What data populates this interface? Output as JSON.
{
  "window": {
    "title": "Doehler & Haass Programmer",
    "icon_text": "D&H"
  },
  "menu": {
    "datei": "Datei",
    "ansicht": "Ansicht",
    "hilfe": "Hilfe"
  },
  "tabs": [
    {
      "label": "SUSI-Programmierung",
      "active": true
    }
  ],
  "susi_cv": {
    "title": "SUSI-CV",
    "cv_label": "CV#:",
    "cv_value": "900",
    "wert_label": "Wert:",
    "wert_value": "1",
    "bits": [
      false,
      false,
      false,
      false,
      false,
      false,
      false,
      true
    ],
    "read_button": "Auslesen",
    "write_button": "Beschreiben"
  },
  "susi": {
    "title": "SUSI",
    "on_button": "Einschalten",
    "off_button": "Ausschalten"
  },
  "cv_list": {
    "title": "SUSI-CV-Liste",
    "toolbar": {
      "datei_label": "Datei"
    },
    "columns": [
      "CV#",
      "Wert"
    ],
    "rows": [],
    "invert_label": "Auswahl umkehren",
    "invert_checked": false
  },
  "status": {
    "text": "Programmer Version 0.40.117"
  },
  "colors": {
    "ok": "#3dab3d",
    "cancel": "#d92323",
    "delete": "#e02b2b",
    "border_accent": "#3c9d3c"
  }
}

——

# TASK:
Quote every line of the data, word for word.

# RESPONSE:
What data populates this interface? Output as JSON.
{
  "window": {
    "title": "Doehler & Haass Programmer",
    "icon_text": "D&H"
  },
  "menu": {
    "datei": "Datei",
    "ansicht": "Ansicht",
    "hilfe": "Hilfe"
  },
  "tabs": [
    {
      "label": "SUSI-Programmierung",
      "active": true
    }
  ],
  "susi_cv": {
    "title": "SUSI-CV",
    "cv_label": "CV#:",
    "cv_value": "900",
    "wert_label": "Wert:",
    "wert_value": "1",
    "bits": [
      false,
      false,
      false,
      false,
      false,
      false,
      false,
      true
    ],
    "read_button": "Auslesen",
    "write_button": "Beschreiben"
  },
  "susi": {
    "title": "SUSI",
    "on_button": "Einschalten",
    "off_button": "Ausschalten"
  },
  "cv_list": {
    "title": "SUSI-CV-Liste",
    "toolbar": {
      "datei_label": "Datei"
    },
    "columns": [
      "CV#",
      "Wert"
    ],
    "rows": [],
    "invert_label": "Auswahl umkehren",
    "invert_checked": false
  },
  "status": {
    "text": "Programmer Version 0.40.117"
  },
  "colors": {
    "ok": "#3dab3d",
    "cancel": "#d92323",
    "delete": "#e02b2b",
    "border_accent": "#3c9d3c"
  }
}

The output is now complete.